Items from a figure collection:
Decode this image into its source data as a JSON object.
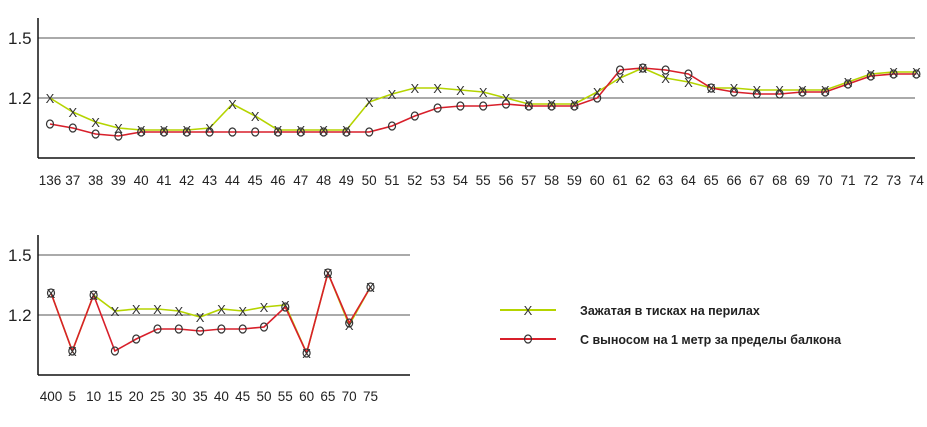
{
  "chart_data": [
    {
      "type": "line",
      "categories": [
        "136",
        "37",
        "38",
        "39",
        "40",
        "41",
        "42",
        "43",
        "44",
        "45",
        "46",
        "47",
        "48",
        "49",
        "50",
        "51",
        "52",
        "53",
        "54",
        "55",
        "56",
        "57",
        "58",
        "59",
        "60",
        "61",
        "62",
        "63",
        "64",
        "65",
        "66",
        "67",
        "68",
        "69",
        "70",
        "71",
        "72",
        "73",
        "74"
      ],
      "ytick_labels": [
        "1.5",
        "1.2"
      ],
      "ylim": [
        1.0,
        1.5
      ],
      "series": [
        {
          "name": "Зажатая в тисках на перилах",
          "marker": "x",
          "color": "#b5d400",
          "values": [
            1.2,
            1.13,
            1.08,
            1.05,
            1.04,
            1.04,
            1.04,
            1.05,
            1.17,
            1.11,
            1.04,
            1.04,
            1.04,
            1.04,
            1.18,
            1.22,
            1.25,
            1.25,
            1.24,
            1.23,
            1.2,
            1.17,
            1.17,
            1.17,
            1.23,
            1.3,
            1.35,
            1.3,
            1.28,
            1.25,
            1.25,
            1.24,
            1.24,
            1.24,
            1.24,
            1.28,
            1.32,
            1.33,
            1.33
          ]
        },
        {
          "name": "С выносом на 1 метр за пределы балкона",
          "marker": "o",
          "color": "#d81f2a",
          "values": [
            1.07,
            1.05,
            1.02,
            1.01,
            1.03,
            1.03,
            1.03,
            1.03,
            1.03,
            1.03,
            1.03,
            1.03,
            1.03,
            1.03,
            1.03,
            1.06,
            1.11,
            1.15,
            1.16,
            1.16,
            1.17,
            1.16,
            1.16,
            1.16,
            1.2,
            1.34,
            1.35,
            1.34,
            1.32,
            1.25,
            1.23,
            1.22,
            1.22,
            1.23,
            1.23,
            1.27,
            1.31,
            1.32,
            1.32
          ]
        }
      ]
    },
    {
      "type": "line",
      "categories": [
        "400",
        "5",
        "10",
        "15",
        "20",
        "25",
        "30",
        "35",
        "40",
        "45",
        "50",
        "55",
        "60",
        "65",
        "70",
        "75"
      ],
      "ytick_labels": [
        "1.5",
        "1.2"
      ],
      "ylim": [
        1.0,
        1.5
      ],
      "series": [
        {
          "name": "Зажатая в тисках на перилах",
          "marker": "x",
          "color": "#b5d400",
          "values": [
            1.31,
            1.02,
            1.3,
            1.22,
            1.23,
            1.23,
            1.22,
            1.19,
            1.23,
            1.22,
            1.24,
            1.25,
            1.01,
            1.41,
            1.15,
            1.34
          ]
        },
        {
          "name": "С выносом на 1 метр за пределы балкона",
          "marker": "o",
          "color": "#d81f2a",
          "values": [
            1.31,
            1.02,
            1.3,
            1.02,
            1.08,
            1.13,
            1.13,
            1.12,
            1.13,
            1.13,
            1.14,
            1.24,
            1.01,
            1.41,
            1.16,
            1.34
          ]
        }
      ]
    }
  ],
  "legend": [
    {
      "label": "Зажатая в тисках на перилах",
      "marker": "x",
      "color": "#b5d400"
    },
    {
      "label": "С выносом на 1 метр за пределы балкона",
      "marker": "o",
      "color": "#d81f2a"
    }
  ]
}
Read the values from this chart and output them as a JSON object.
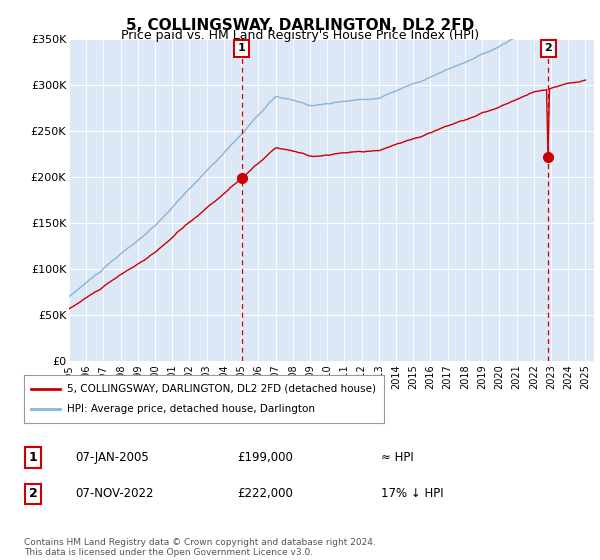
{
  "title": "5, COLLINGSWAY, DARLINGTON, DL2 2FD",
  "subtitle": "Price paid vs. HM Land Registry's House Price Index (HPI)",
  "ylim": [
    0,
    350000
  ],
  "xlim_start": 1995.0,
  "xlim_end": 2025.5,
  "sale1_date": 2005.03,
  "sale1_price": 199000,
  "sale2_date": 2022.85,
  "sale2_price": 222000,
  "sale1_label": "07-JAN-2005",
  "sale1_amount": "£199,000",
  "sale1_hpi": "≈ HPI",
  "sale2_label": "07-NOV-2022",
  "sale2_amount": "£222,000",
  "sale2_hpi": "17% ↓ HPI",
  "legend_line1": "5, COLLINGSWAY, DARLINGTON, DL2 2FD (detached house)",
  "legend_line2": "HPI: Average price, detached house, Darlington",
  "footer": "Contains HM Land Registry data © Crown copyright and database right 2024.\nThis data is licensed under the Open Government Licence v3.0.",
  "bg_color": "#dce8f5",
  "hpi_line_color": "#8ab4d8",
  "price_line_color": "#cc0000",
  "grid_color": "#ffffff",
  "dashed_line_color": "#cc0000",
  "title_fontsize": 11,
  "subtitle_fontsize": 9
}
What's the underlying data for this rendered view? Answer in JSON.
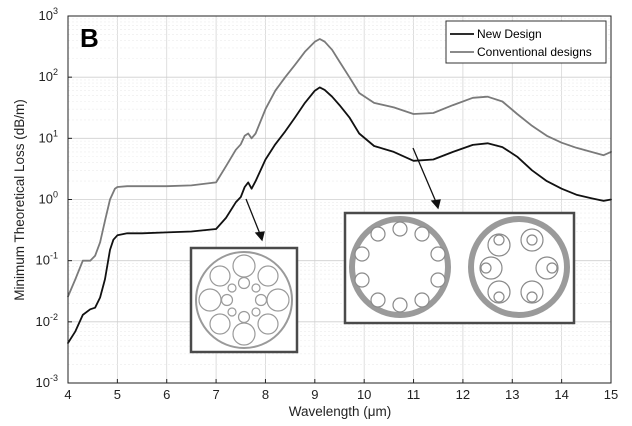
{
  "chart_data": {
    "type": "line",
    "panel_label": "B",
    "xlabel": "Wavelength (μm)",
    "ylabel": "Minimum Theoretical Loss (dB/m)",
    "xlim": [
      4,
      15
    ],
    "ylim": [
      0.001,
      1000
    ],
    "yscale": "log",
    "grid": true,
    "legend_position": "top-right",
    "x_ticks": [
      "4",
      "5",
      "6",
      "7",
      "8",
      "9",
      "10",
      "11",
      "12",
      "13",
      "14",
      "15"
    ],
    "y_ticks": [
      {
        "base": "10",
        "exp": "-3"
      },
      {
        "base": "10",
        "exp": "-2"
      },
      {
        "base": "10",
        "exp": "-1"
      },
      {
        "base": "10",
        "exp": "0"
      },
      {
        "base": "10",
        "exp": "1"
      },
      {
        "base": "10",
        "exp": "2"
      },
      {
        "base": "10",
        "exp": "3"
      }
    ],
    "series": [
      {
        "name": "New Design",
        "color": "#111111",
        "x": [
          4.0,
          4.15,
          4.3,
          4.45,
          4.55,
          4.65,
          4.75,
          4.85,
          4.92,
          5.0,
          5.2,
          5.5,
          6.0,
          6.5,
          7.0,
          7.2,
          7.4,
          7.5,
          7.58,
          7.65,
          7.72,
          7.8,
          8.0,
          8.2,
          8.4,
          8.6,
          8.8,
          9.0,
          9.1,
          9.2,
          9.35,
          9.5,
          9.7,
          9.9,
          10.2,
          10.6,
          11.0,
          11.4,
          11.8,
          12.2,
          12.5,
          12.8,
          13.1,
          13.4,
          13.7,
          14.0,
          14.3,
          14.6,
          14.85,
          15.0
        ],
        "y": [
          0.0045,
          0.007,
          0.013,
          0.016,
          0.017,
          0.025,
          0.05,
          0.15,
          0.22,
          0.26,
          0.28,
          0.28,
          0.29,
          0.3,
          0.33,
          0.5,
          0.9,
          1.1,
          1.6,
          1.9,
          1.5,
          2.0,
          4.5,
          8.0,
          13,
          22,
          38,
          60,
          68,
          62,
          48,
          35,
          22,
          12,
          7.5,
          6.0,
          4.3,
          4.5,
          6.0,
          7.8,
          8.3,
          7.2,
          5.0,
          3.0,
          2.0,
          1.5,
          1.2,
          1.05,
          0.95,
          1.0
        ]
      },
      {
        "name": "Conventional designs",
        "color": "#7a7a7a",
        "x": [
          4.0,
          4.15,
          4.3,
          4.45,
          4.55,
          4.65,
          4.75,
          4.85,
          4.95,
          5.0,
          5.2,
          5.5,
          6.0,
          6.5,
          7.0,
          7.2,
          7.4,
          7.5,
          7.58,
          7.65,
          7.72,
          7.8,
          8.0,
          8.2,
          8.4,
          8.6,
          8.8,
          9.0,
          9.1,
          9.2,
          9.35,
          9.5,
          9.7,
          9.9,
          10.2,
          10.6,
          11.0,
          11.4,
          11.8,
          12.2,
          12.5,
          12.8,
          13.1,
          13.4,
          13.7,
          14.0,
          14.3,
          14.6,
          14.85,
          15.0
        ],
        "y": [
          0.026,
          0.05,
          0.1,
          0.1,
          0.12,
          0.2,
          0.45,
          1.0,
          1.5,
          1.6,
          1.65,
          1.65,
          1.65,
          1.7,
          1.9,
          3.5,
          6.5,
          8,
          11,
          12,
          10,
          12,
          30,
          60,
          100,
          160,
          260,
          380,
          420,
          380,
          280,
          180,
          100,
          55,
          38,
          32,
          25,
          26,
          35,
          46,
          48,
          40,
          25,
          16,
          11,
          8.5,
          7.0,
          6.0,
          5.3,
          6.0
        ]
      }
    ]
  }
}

Task to complete → For this exercise, gather every line of the data that contains the word "object".

Expected output →
Decode this image into its source data as a JSON object.
Read the values from this chart and output them as a JSON object.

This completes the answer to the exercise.